▸ **STATED PROBLEM**
Give only the number of lines in the listing below where the string "Nevada" occurs.

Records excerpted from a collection
— BEGIN —
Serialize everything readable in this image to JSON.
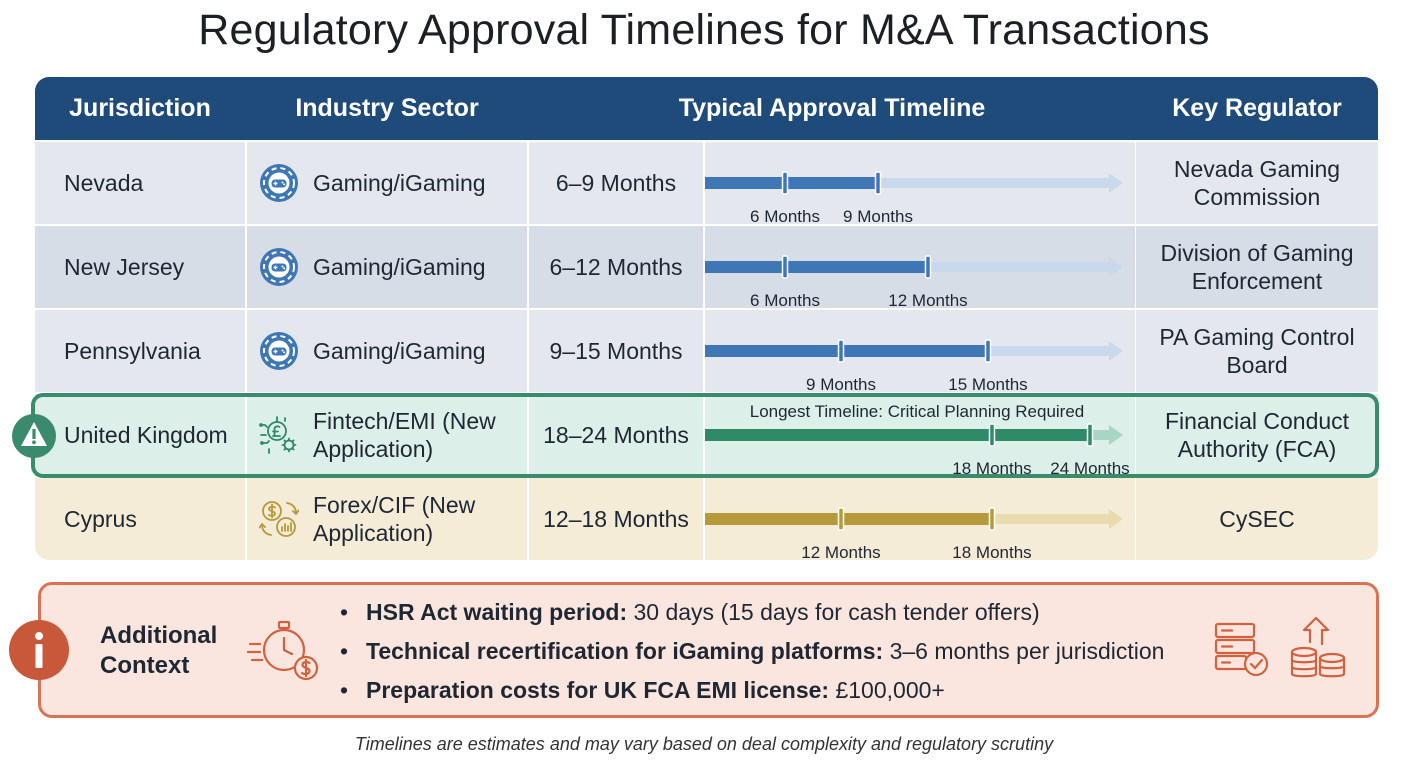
{
  "title": "Regulatory Approval Timelines for M&A Transactions",
  "colors": {
    "header": "#1f4b7a",
    "gaming": "#3f77b5",
    "fintech": "#2f8a68",
    "forex": "#b59a3b",
    "highlight": "#3a8b6e",
    "context": "#d87455"
  },
  "table": {
    "headers": [
      "Jurisdiction",
      "Industry Sector",
      "Typical Approval Timeline",
      "Key Regulator"
    ],
    "rows": [
      {
        "jurisdiction": "Nevada",
        "sector": "Gaming/iGaming",
        "icon": "gaming-chip-icon",
        "timeline": "6–9 Months",
        "min_label": "6 Months",
        "max_label": "9 Months",
        "min": 6,
        "max": 9,
        "regulator": "Nevada Gaming Commission",
        "color": "#3f77b5",
        "bg": "#e4e8ee"
      },
      {
        "jurisdiction": "New Jersey",
        "sector": "Gaming/iGaming",
        "icon": "gaming-chip-icon",
        "timeline": "6–12 Months",
        "min_label": "6 Months",
        "max_label": "12 Months",
        "min": 6,
        "max": 12,
        "regulator": "Division of Gaming Enforcement",
        "color": "#3f77b5",
        "bg": "#d6dde6"
      },
      {
        "jurisdiction": "Pennsylvania",
        "sector": "Gaming/iGaming",
        "icon": "gaming-chip-icon",
        "timeline": "9–15 Months",
        "min_label": "9 Months",
        "max_label": "15 Months",
        "min": 9,
        "max": 15,
        "regulator": "PA Gaming Control Board",
        "color": "#3f77b5",
        "bg": "#e4e8ee"
      },
      {
        "jurisdiction": "United Kingdom",
        "sector": "Fintech/EMI (New Application)",
        "icon": "fintech-gear-icon",
        "timeline": "18–24 Months",
        "min_label": "18 Months",
        "max_label": "24 Months",
        "min": 18,
        "max": 24,
        "regulator": "Financial Conduct Authority (FCA)",
        "color": "#2f8a68",
        "bg": "#dcefe8",
        "callout": "Longest Timeline: Critical Planning Required"
      },
      {
        "jurisdiction": "Cyprus",
        "sector": "Forex/CIF (New Application)",
        "icon": "forex-exchange-icon",
        "timeline": "12–18 Months",
        "min_label": "12 Months",
        "max_label": "18 Months",
        "min": 12,
        "max": 18,
        "regulator": "CySEC",
        "color": "#b59a3b",
        "bg": "#f5ecd8"
      }
    ]
  },
  "chart_data": {
    "type": "bar",
    "title": "Regulatory Approval Timelines for M&A Transactions",
    "categories": [
      "Nevada",
      "New Jersey",
      "Pennsylvania",
      "United Kingdom",
      "Cyprus"
    ],
    "series": [
      {
        "name": "",
        "values": [
          [
            6,
            9
          ],
          [
            6,
            12
          ],
          [
            9,
            15
          ],
          [
            18,
            24
          ],
          [
            12,
            18
          ]
        ]
      }
    ],
    "xlabel": "",
    "ylabel": ""
  },
  "context": {
    "title": "Additional Context",
    "items": [
      {
        "bold": "HSR Act waiting period:",
        "text": " 30 days (15 days for cash tender offers)"
      },
      {
        "bold": "Technical recertification for iGaming platforms:",
        "text": " 3–6 months per jurisdiction"
      },
      {
        "bold": "Preparation costs for UK FCA EMI license:",
        "text": " £100,000+"
      }
    ]
  },
  "footnote": "Timelines are estimates and may vary based on deal complexity and regulatory scrutiny"
}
— END —
▸ **SOLVED EXERCISE**
3